Copy all the entries word for word, but omit the pictures.

### Record extracts ###

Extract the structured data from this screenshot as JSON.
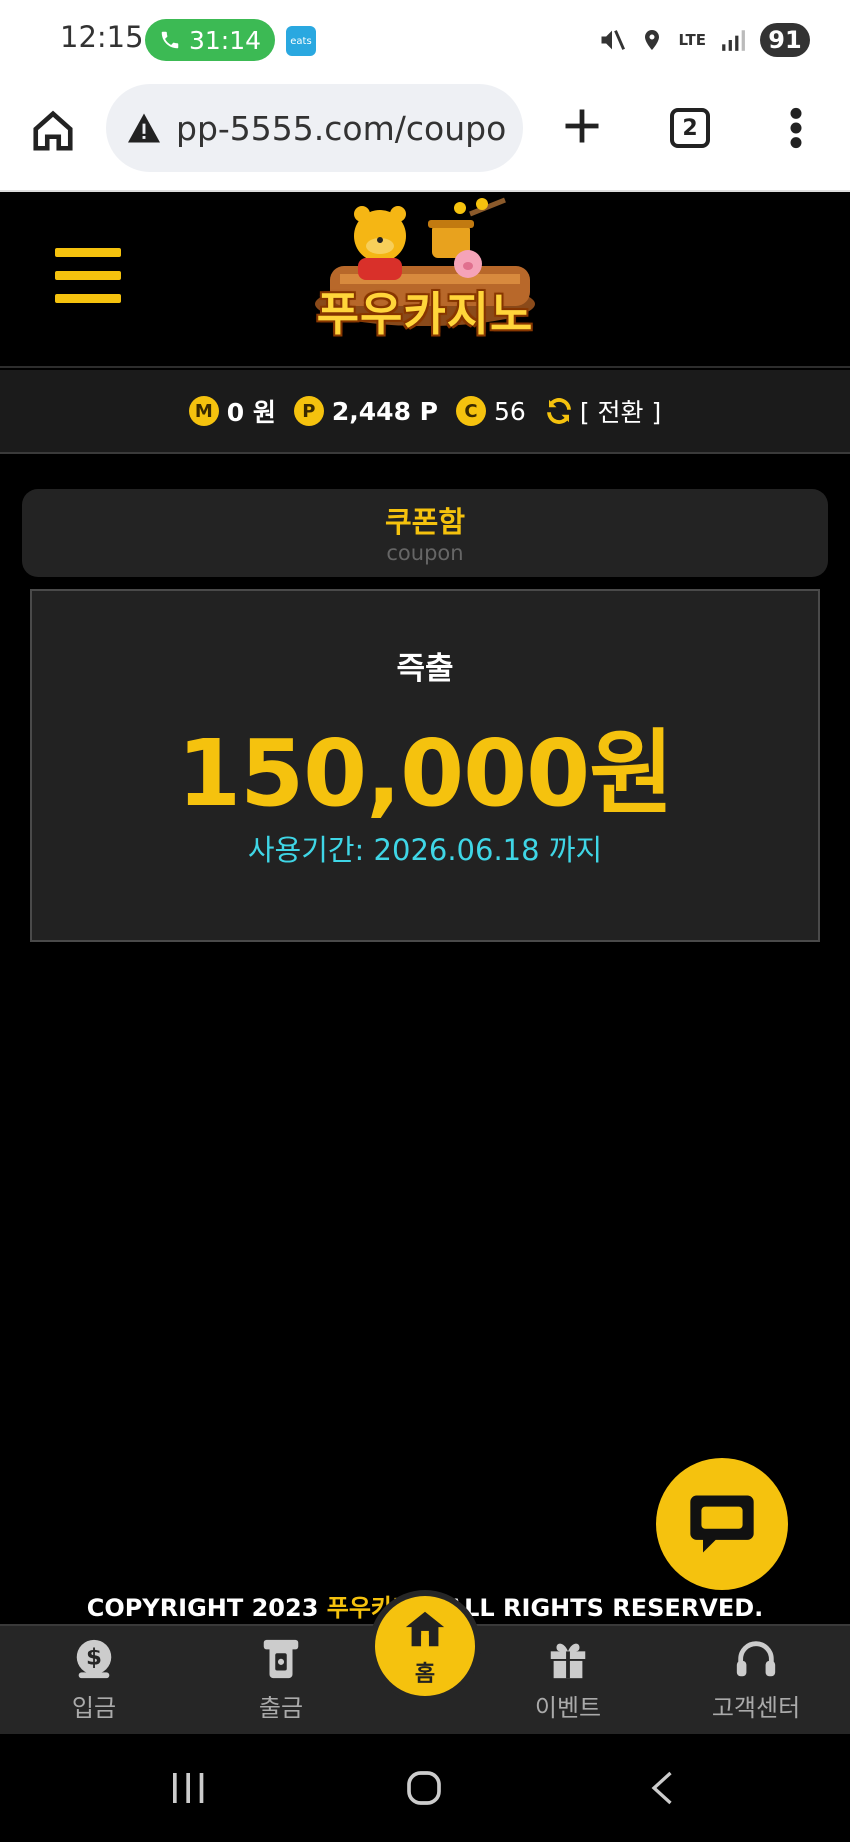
{
  "status_bar": {
    "time": "12:15",
    "call_timer": "31:14",
    "eats_label": "eats",
    "network": "LTE",
    "battery": "91"
  },
  "browser": {
    "url": "pp-5555.com/coupo",
    "tab_count": "2"
  },
  "site": {
    "logo_text": "푸우카지노"
  },
  "balance": {
    "money_badge": "M",
    "money": "0 원",
    "point_badge": "P",
    "points": "2,448 P",
    "coupon_badge": "C",
    "coupons": "56",
    "switch_label": "[ 전환 ]"
  },
  "coupon_box": {
    "title": "쿠폰함",
    "subtitle": "coupon"
  },
  "coupon_card": {
    "label": "즉출",
    "amount": "150,000원",
    "period": "사용기간: 2026.06.18 까지"
  },
  "footer": {
    "copyright_prefix": "COPYRIGHT 2023",
    "copyright_brand": "푸우카지노",
    "copyright_suffix": "ALL RIGHTS RESERVED."
  },
  "bottom_nav": {
    "deposit": "입금",
    "withdraw": "출금",
    "home": "홈",
    "event": "이벤트",
    "support": "고객센터"
  },
  "colors": {
    "accent": "#f5c20e",
    "period_text": "#3fd6e6",
    "background": "#000000",
    "card_bg": "#222222"
  }
}
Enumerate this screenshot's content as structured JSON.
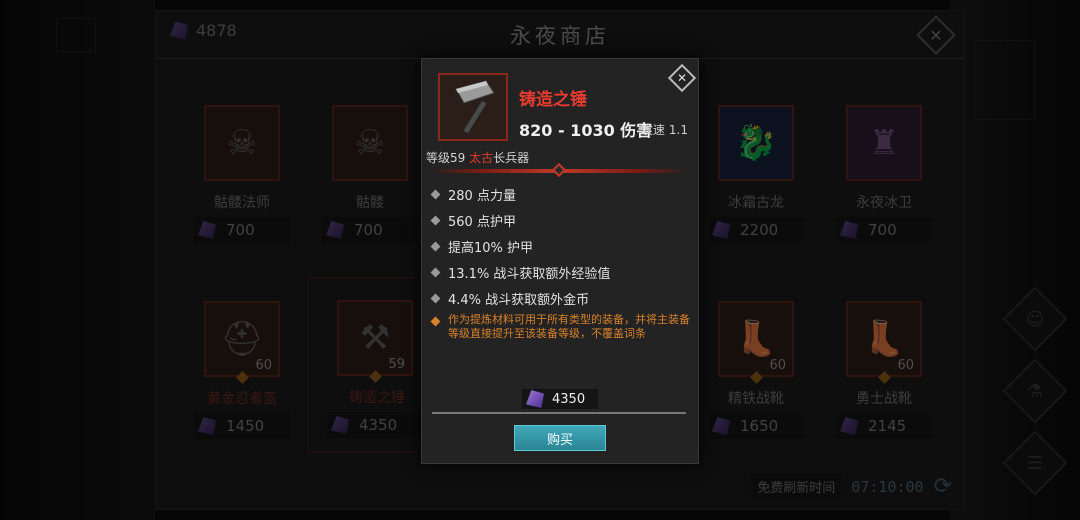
{
  "shop": {
    "title": "永夜商店",
    "currency_amount": "4878",
    "refresh_label": "免费刷新时间",
    "refresh_time": "07:10:00"
  },
  "items": [
    {
      "name": "骷髅法师",
      "price": "700",
      "level": "",
      "art": "☠"
    },
    {
      "name": "骷髅",
      "price": "700",
      "level": "",
      "art": "☠"
    },
    {
      "name": "冰霜古龙",
      "price": "2200",
      "level": "",
      "art": "🐉"
    },
    {
      "name": "永夜冰卫",
      "price": "700",
      "level": "",
      "art": "♜"
    },
    {
      "name": "黄金忍者盔",
      "price": "1450",
      "level": "60",
      "art": "⛑"
    },
    {
      "name": "铸造之锤",
      "price": "4350",
      "level": "59",
      "art": "⚒"
    },
    {
      "name": "精铁战靴",
      "price": "1650",
      "level": "60",
      "art": "👢"
    },
    {
      "name": "勇士战靴",
      "price": "2145",
      "level": "60",
      "art": "👢"
    }
  ],
  "popup": {
    "name": "铸造之锤",
    "damage": "820 - 1030 伤害",
    "speed_label": "攻速",
    "speed_value": "1.1",
    "type_prefix": "等级59 ",
    "type_quality": "太古",
    "type_suffix": "长兵器",
    "stats": [
      "280 点力量",
      "560 点护甲",
      "提高10% 护甲",
      "13.1% 战斗获取额外经验值",
      "4.4% 战斗获取额外金币"
    ],
    "note": "作为提炼材料可用于所有类型的装备，并将主装备等级直接提升至该装备等级，不覆盖词条",
    "price": "4350",
    "buy_label": "购买"
  },
  "colors": {
    "item_name_red": "#e63c2f",
    "note_orange": "#d9822a",
    "buy_button": "#2b8594"
  }
}
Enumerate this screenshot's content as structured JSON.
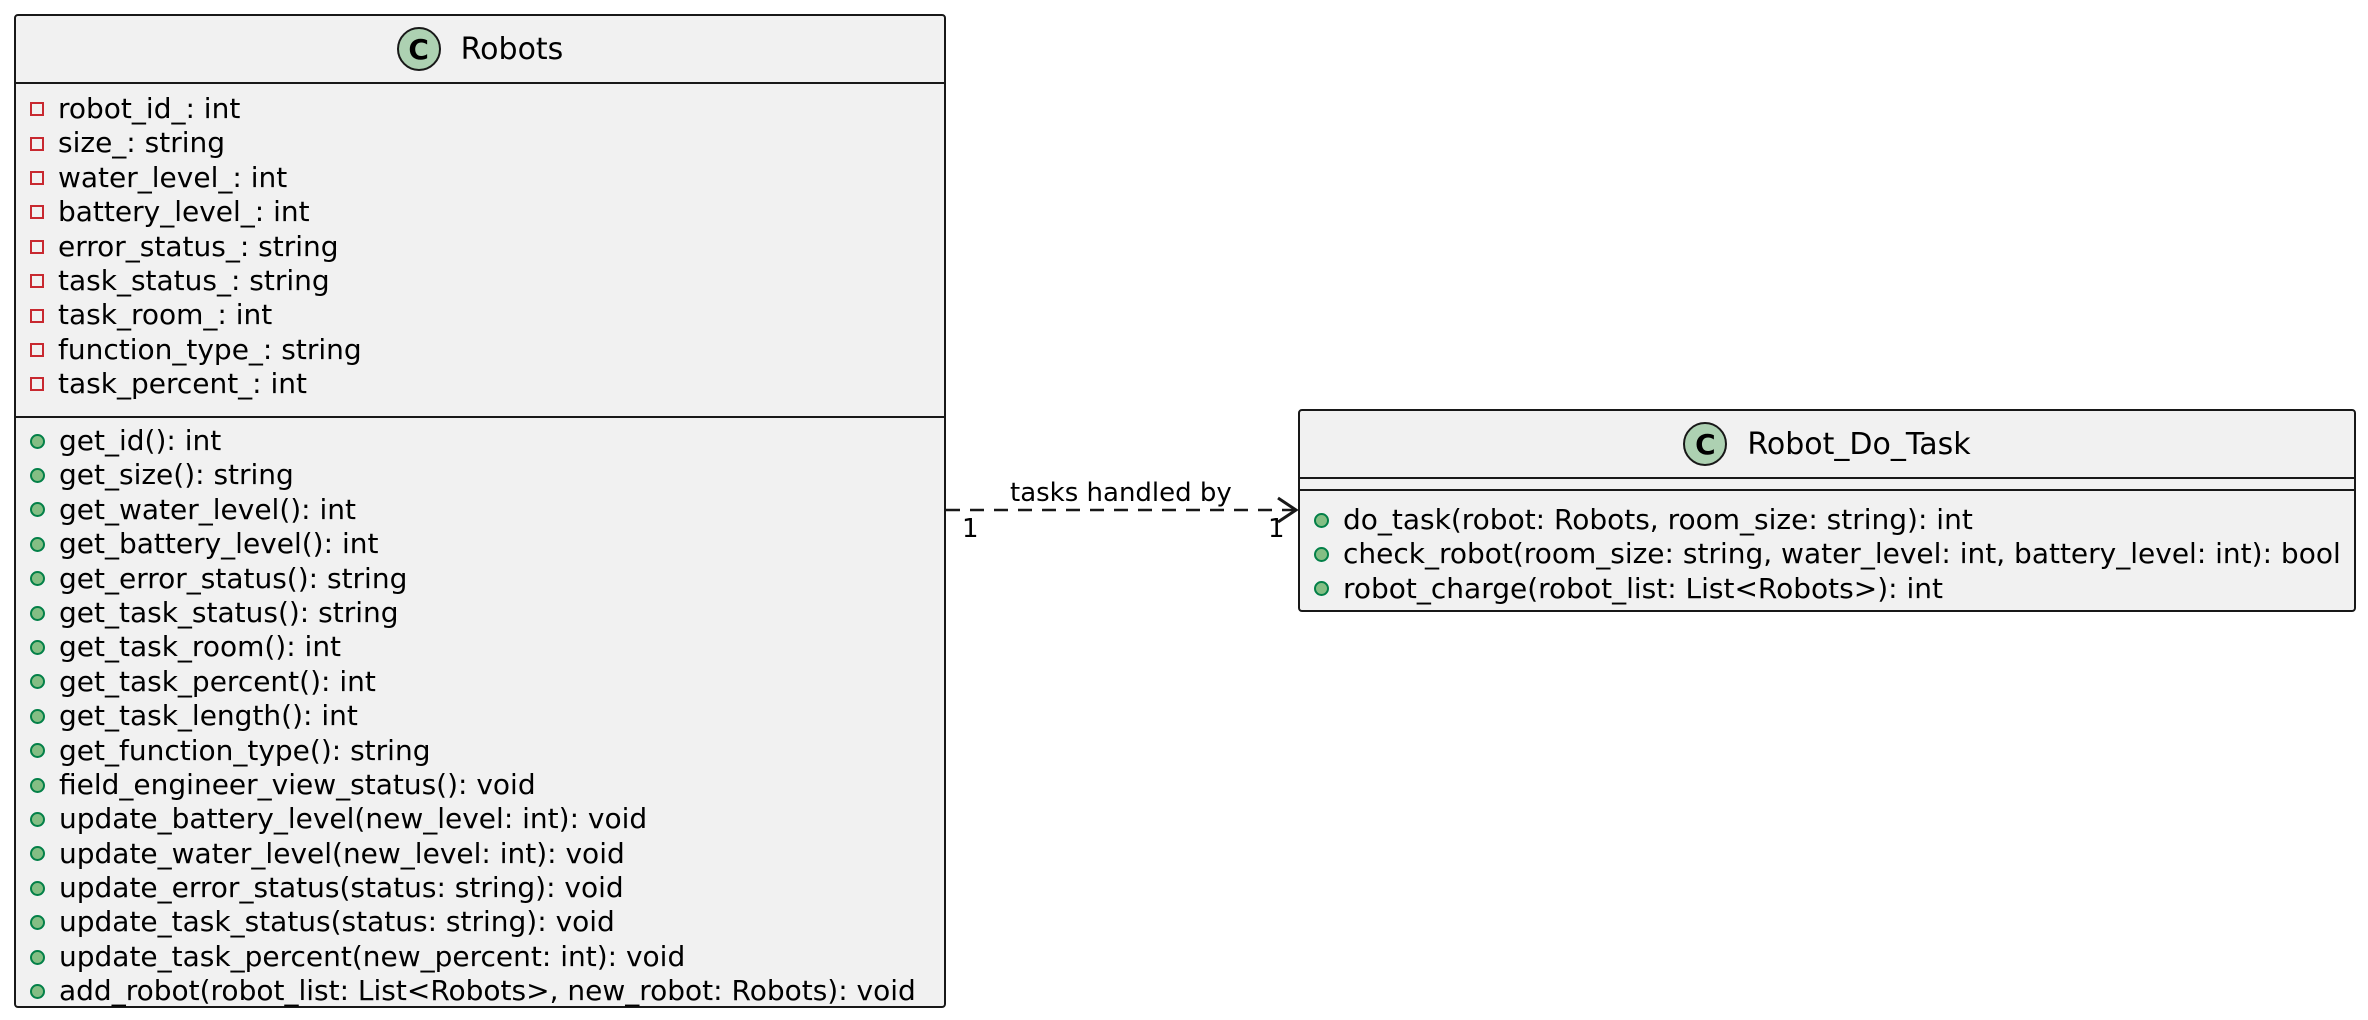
{
  "diagram": {
    "classes": [
      {
        "name": "Robots",
        "icon": "C",
        "attributes": [
          "robot_id_: int",
          "size_: string",
          "water_level_: int",
          "battery_level_: int",
          "error_status_: string",
          "task_status_: string",
          "task_room_: int",
          "function_type_: string",
          "task_percent_: int"
        ],
        "operations": [
          "get_id(): int",
          "get_size(): string",
          "get_water_level(): int",
          "get_battery_level(): int",
          "get_error_status(): string",
          "get_task_status(): string",
          "get_task_room(): int",
          "get_task_percent(): int",
          "get_task_length(): int",
          "get_function_type(): string",
          "field_engineer_view_status(): void",
          "update_battery_level(new_level: int): void",
          "update_water_level(new_level: int): void",
          "update_error_status(status: string): void",
          "update_task_status(status: string): void",
          "update_task_percent(new_percent: int): void",
          "add_robot(robot_list: List<Robots>, new_robot: Robots): void"
        ]
      },
      {
        "name": "Robot_Do_Task",
        "icon": "C",
        "attributes": [],
        "operations": [
          "do_task(robot: Robots, room_size: string): int",
          "check_robot(room_size: string, water_level: int, battery_level: int): bool",
          "robot_charge(robot_list: List<Robots>): int"
        ]
      }
    ],
    "association": {
      "label": "tasks handled by",
      "source_multiplicity": "1",
      "target_multiplicity": "1",
      "style": "dashed",
      "arrow": "open"
    }
  },
  "colors": {
    "class_fill": "#f1f1f1",
    "border": "#181818",
    "class_icon": "#add1b2",
    "private_marker": "#c82930",
    "public_marker_fill": "#84be84",
    "public_marker_stroke": "#038048"
  }
}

###

◆ Result of the task
Extract the structured data from this screenshot as JSON.
{
  "status_bar": {
    "time": "12:15",
    "call_timer": "31:14",
    "eats_label": "eats",
    "network": "LTE",
    "battery": "91"
  },
  "browser": {
    "url": "pp-5555.com/coupo",
    "tab_count": "2"
  },
  "site": {
    "logo_text": "푸우카지노"
  },
  "balance": {
    "money_badge": "M",
    "money": "0 원",
    "point_badge": "P",
    "points": "2,448 P",
    "coupon_badge": "C",
    "coupons": "56",
    "switch_label": "[ 전환 ]"
  },
  "coupon_box": {
    "title": "쿠폰함",
    "subtitle": "coupon"
  },
  "coupon_card": {
    "label": "즉출",
    "amount": "150,000원",
    "period": "사용기간: 2026.06.18 까지"
  },
  "footer": {
    "copyright_prefix": "COPYRIGHT 2023",
    "copyright_brand": "푸우카지노",
    "copyright_suffix": "ALL RIGHTS RESERVED."
  },
  "bottom_nav": {
    "deposit": "입금",
    "withdraw": "출금",
    "home": "홈",
    "event": "이벤트",
    "support": "고객센터"
  },
  "colors": {
    "accent": "#f5c20e",
    "period_text": "#3fd6e6",
    "background": "#000000",
    "card_bg": "#222222"
  }
}
Enumerate this screenshot's content as structured JSON.
{
  "shop": {
    "title": "永夜商店",
    "currency_amount": "4878",
    "refresh_label": "免费刷新时间",
    "refresh_time": "07:10:00"
  },
  "items": [
    {
      "name": "骷髅法师",
      "price": "700",
      "level": "",
      "art": "☠"
    },
    {
      "name": "骷髅",
      "price": "700",
      "level": "",
      "art": "☠"
    },
    {
      "name": "冰霜古龙",
      "price": "2200",
      "level": "",
      "art": "🐉"
    },
    {
      "name": "永夜冰卫",
      "price": "700",
      "level": "",
      "art": "♜"
    },
    {
      "name": "黄金忍者盔",
      "price": "1450",
      "level": "60",
      "art": "⛑"
    },
    {
      "name": "铸造之锤",
      "price": "4350",
      "level": "59",
      "art": "⚒"
    },
    {
      "name": "精铁战靴",
      "price": "1650",
      "level": "60",
      "art": "👢"
    },
    {
      "name": "勇士战靴",
      "price": "2145",
      "level": "60",
      "art": "👢"
    }
  ],
  "popup": {
    "name": "铸造之锤",
    "damage": "820 - 1030 伤害",
    "speed_label": "攻速",
    "speed_value": "1.1",
    "type_prefix": "等级59 ",
    "type_quality": "太古",
    "type_suffix": "长兵器",
    "stats": [
      "280 点力量",
      "560 点护甲",
      "提高10% 护甲",
      "13.1% 战斗获取额外经验值",
      "4.4% 战斗获取额外金币"
    ],
    "note": "作为提炼材料可用于所有类型的装备，并将主装备等级直接提升至该装备等级，不覆盖词条",
    "price": "4350",
    "buy_label": "购买"
  },
  "colors": {
    "item_name_red": "#e63c2f",
    "note_orange": "#d9822a",
    "buy_button": "#2b8594"
  }
}
Enumerate this screenshot's content as structured JSON.
{
  "diagram": {
    "classes": [
      {
        "name": "Robots",
        "icon": "C",
        "attributes": [
          "robot_id_: int",
          "size_: string",
          "water_level_: int",
          "battery_level_: int",
          "error_status_: string",
          "task_status_: string",
          "task_room_: int",
          "function_type_: string",
          "task_percent_: int"
        ],
        "operations": [
          "get_id(): int",
          "get_size(): string",
          "get_water_level(): int",
          "get_battery_level(): int",
          "get_error_status(): string",
          "get_task_status(): string",
          "get_task_room(): int",
          "get_task_percent(): int",
          "get_task_length(): int",
          "get_function_type(): string",
          "field_engineer_view_status(): void",
          "update_battery_level(new_level: int): void",
          "update_water_level(new_level: int): void",
          "update_error_status(status: string): void",
          "update_task_status(status: string): void",
          "update_task_percent(new_percent: int): void",
          "add_robot(robot_list: List<Robots>, new_robot: Robots): void"
        ]
      },
      {
        "name": "Robot_Do_Task",
        "icon": "C",
        "attributes": [],
        "operations": [
          "do_task(robot: Robots, room_size: string): int",
          "check_robot(room_size: string, water_level: int, battery_level: int): bool",
          "robot_charge(robot_list: List<Robots>): int"
        ]
      }
    ],
    "association": {
      "label": "tasks handled by",
      "source_multiplicity": "1",
      "target_multiplicity": "1",
      "style": "dashed",
      "arrow": "open"
    }
  },
  "colors": {
    "class_fill": "#f1f1f1",
    "border": "#181818",
    "class_icon": "#add1b2",
    "private_marker": "#c82930",
    "public_marker_fill": "#84be84",
    "public_marker_stroke": "#038048"
  }
}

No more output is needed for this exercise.